§ **AIM OF THE TASK**
All of the material below is to be repeated exactly.

§ **STORED ROWS**
○ ○ ○

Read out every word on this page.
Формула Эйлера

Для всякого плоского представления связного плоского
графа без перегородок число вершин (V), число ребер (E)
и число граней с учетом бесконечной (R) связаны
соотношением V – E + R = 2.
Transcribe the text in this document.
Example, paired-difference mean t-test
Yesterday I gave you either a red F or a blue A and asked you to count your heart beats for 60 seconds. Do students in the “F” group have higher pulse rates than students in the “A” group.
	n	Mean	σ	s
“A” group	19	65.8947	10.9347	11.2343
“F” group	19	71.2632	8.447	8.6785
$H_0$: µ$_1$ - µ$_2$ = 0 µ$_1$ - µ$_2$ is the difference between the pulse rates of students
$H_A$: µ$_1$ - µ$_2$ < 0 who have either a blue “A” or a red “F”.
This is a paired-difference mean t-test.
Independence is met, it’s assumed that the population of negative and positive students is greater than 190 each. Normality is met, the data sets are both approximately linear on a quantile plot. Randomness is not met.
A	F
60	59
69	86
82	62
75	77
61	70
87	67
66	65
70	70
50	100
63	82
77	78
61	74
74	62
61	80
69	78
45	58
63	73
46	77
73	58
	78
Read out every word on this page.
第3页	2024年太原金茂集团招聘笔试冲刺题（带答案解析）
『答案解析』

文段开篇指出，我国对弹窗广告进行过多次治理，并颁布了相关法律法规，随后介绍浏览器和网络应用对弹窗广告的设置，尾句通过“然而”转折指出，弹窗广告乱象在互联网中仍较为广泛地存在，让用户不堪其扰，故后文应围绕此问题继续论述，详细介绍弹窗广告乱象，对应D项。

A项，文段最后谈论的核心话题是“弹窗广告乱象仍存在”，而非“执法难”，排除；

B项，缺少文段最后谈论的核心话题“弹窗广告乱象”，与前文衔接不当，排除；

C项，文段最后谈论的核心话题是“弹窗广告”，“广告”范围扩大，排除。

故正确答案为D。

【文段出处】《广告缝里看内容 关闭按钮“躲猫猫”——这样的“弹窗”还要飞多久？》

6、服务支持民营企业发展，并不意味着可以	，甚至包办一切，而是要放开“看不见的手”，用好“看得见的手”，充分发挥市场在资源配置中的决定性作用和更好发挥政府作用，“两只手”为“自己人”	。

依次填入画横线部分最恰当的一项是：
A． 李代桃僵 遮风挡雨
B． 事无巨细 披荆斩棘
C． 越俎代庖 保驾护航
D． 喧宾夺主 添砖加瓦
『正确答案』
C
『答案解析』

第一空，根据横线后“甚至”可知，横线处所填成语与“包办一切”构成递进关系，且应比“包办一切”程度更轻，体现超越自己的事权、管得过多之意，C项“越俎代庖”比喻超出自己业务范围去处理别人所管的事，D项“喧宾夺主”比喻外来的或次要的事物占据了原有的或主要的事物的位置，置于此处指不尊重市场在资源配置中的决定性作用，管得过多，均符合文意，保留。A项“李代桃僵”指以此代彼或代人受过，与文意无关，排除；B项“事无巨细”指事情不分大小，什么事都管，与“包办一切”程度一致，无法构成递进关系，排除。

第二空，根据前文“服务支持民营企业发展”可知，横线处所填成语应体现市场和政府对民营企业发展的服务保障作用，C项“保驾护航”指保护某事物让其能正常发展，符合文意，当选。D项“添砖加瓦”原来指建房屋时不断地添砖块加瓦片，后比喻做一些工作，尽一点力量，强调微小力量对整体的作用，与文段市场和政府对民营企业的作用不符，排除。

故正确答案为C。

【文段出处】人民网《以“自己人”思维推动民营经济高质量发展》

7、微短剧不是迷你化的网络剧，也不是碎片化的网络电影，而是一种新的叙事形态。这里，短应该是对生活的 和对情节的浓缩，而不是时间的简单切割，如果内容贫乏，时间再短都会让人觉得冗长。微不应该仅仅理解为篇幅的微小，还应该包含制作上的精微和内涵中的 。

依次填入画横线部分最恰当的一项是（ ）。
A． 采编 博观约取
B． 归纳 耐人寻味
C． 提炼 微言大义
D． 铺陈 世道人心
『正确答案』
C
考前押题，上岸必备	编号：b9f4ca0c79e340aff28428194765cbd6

○ ○ ○

§ **TASK RESPONSE**
Read out every word on this page.
Формула Эйлера

Для всякого плоского представления связного плоского
графа без перегородок число вершин (V), число ребер (E)
и число граней с учетом бесконечной (R) связаны
соотношением V – E + R = 2.
Transcribe the text in this document.
Example, paired-difference mean t-test
Yesterday I gave you either a red F or a blue A and asked you to count your heart beats for 60 seconds. Do students in the “F” group have higher pulse rates than students in the “A” group.
	n	Mean	σ	s
“A” group	19	65.8947	10.9347	11.2343
“F” group	19	71.2632	8.447	8.6785
$H_0$: µ$_1$ - µ$_2$ = 0 µ$_1$ - µ$_2$ is the difference between the pulse rates of students
$H_A$: µ$_1$ - µ$_2$ < 0 who have either a blue “A” or a red “F”.
This is a paired-difference mean t-test.
Independence is met, it’s assumed that the population of negative and positive students is greater than 190 each. Normality is met, the data sets are both approximately linear on a quantile plot. Randomness is not met.
A	F
60	59
69	86
82	62
75	77
61	70
87	67
66	65
70	70
50	100
63	82
77	78
61	74
74	62
61	80
69	78
45	58
63	73
46	77
73	58
	78
Read out every word on this page.
第3页	2024年太原金茂集团招聘笔试冲刺题（带答案解析）
『答案解析』

文段开篇指出，我国对弹窗广告进行过多次治理，并颁布了相关法律法规，随后介绍浏览器和网络应用对弹窗广告的设置，尾句通过“然而”转折指出，弹窗广告乱象在互联网中仍较为广泛地存在，让用户不堪其扰，故后文应围绕此问题继续论述，详细介绍弹窗广告乱象，对应D项。

A项，文段最后谈论的核心话题是“弹窗广告乱象仍存在”，而非“执法难”，排除；

B项，缺少文段最后谈论的核心话题“弹窗广告乱象”，与前文衔接不当，排除；

C项，文段最后谈论的核心话题是“弹窗广告”，“广告”范围扩大，排除。

故正确答案为D。

【文段出处】《广告缝里看内容 关闭按钮“躲猫猫”——这样的“弹窗”还要飞多久？》

6、服务支持民营企业发展，并不意味着可以	，甚至包办一切，而是要放开“看不见的手”，用好“看得见的手”，充分发挥市场在资源配置中的决定性作用和更好发挥政府作用，“两只手”为“自己人”	。

依次填入画横线部分最恰当的一项是：
A． 李代桃僵 遮风挡雨
B． 事无巨细 披荆斩棘
C． 越俎代庖 保驾护航
D． 喧宾夺主 添砖加瓦
『正确答案』
C
『答案解析』

第一空，根据横线后“甚至”可知，横线处所填成语与“包办一切”构成递进关系，且应比“包办一切”程度更轻，体现超越自己的事权、管得过多之意，C项“越俎代庖”比喻超出自己业务范围去处理别人所管的事，D项“喧宾夺主”比喻外来的或次要的事物占据了原有的或主要的事物的位置，置于此处指不尊重市场在资源配置中的决定性作用，管得过多，均符合文意，保留。A项“李代桃僵”指以此代彼或代人受过，与文意无关，排除；B项“事无巨细”指事情不分大小，什么事都管，与“包办一切”程度一致，无法构成递进关系，排除。

第二空，根据前文“服务支持民营企业发展”可知，横线处所填成语应体现市场和政府对民营企业发展的服务保障作用，C项“保驾护航”指保护某事物让其能正常发展，符合文意，当选。D项“添砖加瓦”原来指建房屋时不断地添砖块加瓦片，后比喻做一些工作，尽一点力量，强调微小力量对整体的作用，与文段市场和政府对民营企业的作用不符，排除。

故正确答案为C。

【文段出处】人民网《以“自己人”思维推动民营经济高质量发展》

7、微短剧不是迷你化的网络剧，也不是碎片化的网络电影，而是一种新的叙事形态。这里，短应该是对生活的 和对情节的浓缩，而不是时间的简单切割，如果内容贫乏，时间再短都会让人觉得冗长。微不应该仅仅理解为篇幅的微小，还应该包含制作上的精微和内涵中的 。

依次填入画横线部分最恰当的一项是（ ）。
A． 采编 博观约取
B． 归纳 耐人寻味
C． 提炼 微言大义
D． 铺陈 世道人心
『正确答案』
C
考前押题，上岸必备	编号：b9f4ca0c79e340aff28428194765cbd6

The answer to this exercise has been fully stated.